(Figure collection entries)
────────────────
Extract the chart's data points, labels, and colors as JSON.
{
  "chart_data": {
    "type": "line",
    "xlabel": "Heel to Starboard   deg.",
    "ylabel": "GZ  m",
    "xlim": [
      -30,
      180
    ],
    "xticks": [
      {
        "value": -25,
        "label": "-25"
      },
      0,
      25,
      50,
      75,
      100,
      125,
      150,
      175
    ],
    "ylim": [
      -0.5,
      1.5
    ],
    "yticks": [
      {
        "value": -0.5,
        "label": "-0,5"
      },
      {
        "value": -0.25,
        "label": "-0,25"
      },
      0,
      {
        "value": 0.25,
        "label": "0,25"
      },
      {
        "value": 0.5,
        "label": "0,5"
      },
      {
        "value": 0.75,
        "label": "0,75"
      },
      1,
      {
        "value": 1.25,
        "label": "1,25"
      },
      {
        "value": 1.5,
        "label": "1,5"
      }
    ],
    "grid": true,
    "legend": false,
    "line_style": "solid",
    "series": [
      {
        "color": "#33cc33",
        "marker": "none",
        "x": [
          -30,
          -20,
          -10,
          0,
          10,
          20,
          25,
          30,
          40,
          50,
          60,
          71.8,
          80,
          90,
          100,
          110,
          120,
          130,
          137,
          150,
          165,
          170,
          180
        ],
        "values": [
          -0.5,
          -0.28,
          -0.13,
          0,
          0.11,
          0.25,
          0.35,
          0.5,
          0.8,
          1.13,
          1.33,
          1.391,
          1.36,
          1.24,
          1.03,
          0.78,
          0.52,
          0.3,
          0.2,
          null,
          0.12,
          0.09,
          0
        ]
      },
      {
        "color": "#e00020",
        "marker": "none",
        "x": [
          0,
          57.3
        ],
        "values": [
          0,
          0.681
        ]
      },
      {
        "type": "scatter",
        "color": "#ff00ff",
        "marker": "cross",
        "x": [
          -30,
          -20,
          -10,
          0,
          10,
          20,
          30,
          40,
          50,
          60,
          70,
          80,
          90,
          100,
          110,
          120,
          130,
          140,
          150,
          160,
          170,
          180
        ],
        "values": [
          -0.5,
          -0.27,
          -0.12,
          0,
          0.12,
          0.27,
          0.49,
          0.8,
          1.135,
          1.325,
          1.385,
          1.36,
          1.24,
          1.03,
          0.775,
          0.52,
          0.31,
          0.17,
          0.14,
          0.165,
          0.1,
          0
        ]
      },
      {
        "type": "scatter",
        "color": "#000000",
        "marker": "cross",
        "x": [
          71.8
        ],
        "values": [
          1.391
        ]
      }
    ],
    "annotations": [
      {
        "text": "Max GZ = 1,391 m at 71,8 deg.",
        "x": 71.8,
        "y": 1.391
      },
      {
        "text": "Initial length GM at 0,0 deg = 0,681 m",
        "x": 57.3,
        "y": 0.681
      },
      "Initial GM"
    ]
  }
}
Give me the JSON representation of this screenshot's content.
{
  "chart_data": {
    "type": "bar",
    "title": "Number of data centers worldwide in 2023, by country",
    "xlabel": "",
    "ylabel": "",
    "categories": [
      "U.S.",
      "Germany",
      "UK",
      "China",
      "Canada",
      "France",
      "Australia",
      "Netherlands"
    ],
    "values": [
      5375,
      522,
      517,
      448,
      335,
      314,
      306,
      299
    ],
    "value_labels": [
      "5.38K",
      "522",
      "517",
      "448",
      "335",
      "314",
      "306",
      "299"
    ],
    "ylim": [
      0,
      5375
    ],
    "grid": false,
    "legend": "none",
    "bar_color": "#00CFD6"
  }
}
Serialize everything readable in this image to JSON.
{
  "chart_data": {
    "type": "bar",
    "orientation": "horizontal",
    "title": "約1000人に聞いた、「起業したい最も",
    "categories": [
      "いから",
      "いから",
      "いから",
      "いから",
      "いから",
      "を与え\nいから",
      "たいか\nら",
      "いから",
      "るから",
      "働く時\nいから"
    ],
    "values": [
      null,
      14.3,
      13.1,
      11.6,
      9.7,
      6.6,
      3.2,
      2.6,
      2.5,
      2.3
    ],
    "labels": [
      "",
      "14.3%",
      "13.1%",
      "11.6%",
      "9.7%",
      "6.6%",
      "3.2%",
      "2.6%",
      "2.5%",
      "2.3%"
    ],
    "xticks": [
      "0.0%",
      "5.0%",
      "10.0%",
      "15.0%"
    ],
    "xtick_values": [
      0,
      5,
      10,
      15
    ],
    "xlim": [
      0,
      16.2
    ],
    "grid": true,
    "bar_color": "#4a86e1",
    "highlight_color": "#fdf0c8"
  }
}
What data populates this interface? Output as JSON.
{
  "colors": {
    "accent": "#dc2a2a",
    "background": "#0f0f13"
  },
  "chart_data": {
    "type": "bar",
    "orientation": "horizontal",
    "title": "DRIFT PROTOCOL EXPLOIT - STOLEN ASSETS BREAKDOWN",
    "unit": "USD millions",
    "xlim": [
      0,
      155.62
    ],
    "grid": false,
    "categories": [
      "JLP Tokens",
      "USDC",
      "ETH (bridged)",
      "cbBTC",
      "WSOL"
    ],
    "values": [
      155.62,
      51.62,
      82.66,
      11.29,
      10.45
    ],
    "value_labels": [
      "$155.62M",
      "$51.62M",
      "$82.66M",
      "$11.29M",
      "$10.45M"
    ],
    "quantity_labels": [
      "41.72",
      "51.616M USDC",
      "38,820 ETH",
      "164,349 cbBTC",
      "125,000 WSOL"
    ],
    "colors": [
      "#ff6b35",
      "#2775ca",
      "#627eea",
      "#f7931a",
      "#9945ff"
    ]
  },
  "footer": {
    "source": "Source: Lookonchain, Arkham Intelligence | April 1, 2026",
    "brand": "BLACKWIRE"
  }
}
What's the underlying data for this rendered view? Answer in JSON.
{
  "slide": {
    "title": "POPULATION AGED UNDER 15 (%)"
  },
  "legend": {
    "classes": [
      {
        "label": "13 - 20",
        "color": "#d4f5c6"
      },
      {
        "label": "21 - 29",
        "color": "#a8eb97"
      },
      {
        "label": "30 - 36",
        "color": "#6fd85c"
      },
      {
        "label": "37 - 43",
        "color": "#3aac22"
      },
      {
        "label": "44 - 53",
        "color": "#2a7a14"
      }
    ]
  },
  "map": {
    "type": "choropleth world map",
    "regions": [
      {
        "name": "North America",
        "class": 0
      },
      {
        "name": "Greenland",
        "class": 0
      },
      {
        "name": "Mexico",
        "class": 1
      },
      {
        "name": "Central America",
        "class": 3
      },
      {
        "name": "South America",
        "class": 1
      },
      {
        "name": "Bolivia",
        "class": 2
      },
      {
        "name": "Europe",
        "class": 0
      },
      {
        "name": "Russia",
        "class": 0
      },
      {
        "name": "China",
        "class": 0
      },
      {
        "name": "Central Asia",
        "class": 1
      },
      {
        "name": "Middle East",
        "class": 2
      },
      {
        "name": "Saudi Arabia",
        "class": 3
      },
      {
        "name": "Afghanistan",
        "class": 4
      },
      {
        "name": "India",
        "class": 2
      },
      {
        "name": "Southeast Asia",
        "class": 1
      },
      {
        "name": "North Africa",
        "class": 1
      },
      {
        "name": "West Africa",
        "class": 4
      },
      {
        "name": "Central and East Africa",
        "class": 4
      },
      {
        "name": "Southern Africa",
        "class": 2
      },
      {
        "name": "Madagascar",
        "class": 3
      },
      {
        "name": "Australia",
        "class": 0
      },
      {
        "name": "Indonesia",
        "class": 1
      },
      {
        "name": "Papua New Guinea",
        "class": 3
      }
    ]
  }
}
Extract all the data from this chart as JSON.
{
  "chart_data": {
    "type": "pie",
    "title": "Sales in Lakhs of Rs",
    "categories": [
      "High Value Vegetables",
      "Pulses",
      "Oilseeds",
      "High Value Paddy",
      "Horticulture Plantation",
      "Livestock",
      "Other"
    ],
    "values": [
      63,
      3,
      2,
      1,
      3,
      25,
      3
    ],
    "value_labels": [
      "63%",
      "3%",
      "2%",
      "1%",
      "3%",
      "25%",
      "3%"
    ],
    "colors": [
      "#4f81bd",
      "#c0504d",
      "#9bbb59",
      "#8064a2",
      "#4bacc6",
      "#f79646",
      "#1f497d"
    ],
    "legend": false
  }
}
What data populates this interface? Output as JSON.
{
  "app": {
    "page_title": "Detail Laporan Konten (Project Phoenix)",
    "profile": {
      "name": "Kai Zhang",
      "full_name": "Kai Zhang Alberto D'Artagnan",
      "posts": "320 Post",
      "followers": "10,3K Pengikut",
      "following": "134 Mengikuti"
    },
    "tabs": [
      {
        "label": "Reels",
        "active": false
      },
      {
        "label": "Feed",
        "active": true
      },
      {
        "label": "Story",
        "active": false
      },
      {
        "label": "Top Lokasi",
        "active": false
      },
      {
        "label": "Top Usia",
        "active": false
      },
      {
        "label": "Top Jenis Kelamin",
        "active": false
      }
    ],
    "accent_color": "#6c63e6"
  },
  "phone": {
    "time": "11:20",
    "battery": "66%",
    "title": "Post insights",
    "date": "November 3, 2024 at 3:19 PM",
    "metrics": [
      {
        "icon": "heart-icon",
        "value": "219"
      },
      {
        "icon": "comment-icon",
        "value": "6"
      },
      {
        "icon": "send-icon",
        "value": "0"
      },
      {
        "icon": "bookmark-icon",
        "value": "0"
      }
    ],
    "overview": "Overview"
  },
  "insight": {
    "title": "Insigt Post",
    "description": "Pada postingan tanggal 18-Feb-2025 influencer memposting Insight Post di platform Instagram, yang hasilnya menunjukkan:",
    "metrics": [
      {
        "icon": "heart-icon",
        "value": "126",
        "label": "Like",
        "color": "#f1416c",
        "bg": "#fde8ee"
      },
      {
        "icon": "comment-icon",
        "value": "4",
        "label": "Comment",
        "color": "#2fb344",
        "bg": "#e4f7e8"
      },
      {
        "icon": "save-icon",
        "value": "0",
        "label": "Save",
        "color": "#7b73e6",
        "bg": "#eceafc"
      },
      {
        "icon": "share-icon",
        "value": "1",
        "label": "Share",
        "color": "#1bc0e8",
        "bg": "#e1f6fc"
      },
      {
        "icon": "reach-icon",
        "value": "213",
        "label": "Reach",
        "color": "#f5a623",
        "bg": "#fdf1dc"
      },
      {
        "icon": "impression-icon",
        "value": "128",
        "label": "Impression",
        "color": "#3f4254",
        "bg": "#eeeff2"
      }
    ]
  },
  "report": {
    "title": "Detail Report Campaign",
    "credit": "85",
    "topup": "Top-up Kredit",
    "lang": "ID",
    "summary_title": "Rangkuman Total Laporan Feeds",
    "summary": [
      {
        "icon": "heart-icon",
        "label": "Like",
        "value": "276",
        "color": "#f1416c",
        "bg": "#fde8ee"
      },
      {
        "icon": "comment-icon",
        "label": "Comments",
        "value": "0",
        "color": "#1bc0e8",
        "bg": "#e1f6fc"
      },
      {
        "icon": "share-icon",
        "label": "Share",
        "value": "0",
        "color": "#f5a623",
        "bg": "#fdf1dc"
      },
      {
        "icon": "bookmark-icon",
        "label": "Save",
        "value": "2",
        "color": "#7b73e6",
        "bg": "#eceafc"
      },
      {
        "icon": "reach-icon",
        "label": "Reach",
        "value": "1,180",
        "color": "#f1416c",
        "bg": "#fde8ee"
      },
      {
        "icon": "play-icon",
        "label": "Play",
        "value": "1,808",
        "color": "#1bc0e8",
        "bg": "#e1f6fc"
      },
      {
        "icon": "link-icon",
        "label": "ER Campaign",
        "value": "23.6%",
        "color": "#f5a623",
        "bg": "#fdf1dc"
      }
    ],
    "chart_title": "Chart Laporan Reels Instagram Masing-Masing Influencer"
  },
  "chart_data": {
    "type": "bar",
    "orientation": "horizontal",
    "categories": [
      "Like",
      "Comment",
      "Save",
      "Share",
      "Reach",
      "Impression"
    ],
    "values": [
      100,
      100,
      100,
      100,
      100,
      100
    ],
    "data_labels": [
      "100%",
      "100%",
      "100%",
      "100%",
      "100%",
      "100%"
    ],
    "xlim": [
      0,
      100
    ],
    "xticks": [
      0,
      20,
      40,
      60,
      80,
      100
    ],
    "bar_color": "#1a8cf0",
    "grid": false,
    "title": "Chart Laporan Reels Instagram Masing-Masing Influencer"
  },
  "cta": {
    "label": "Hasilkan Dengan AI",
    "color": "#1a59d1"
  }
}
────────────────
◆ Written exercise
Check every line of the entries above for the word "Africa" and report how many lines contain it, giving the number only.

◆ The output
4